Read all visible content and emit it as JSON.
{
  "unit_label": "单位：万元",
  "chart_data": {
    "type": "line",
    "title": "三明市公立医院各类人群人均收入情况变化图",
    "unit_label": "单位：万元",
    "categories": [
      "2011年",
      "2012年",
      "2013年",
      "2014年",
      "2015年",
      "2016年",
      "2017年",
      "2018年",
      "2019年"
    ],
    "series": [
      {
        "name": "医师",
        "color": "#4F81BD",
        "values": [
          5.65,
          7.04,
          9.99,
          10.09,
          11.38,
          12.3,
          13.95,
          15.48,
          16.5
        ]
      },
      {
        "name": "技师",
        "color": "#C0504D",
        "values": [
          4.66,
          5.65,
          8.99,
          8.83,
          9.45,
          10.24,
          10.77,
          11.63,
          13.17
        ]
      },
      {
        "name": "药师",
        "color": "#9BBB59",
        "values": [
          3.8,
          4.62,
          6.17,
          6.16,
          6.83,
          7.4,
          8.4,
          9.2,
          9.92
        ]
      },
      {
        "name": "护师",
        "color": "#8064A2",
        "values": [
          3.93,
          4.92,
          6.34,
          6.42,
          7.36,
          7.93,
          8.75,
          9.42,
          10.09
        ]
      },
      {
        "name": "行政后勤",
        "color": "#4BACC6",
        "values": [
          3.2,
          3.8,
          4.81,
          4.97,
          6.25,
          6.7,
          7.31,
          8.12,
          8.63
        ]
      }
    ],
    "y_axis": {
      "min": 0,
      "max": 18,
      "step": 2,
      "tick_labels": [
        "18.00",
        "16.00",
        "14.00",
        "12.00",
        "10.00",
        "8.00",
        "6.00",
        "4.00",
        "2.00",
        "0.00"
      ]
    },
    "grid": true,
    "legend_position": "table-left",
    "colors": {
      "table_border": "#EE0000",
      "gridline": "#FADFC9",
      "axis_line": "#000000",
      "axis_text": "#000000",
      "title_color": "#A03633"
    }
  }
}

EXERCISE DIRECTIONS = Produce an exact copy of every entry above.

TASK OUTPUT =
Read all visible content and emit it as JSON.
{
  "unit_label": "单位：万元",
  "chart_data": {
    "type": "line",
    "title": "三明市公立医院各类人群人均收入情况变化图",
    "unit_label": "单位：万元",
    "categories": [
      "2011年",
      "2012年",
      "2013年",
      "2014年",
      "2015年",
      "2016年",
      "2017年",
      "2018年",
      "2019年"
    ],
    "series": [
      {
        "name": "医师",
        "color": "#4F81BD",
        "values": [
          5.65,
          7.04,
          9.99,
          10.09,
          11.38,
          12.3,
          13.95,
          15.48,
          16.5
        ]
      },
      {
        "name": "技师",
        "color": "#C0504D",
        "values": [
          4.66,
          5.65,
          8.99,
          8.83,
          9.45,
          10.24,
          10.77,
          11.63,
          13.17
        ]
      },
      {
        "name": "药师",
        "color": "#9BBB59",
        "values": [
          3.8,
          4.62,
          6.17,
          6.16,
          6.83,
          7.4,
          8.4,
          9.2,
          9.92
        ]
      },
      {
        "name": "护师",
        "color": "#8064A2",
        "values": [
          3.93,
          4.92,
          6.34,
          6.42,
          7.36,
          7.93,
          8.75,
          9.42,
          10.09
        ]
      },
      {
        "name": "行政后勤",
        "color": "#4BACC6",
        "values": [
          3.2,
          3.8,
          4.81,
          4.97,
          6.25,
          6.7,
          7.31,
          8.12,
          8.63
        ]
      }
    ],
    "y_axis": {
      "min": 0,
      "max": 18,
      "step": 2,
      "tick_labels": [
        "18.00",
        "16.00",
        "14.00",
        "12.00",
        "10.00",
        "8.00",
        "6.00",
        "4.00",
        "2.00",
        "0.00"
      ]
    },
    "grid": true,
    "legend_position": "table-left",
    "colors": {
      "table_border": "#EE0000",
      "gridline": "#FADFC9",
      "axis_line": "#000000",
      "axis_text": "#000000",
      "title_color": "#A03633"
    }
  }
}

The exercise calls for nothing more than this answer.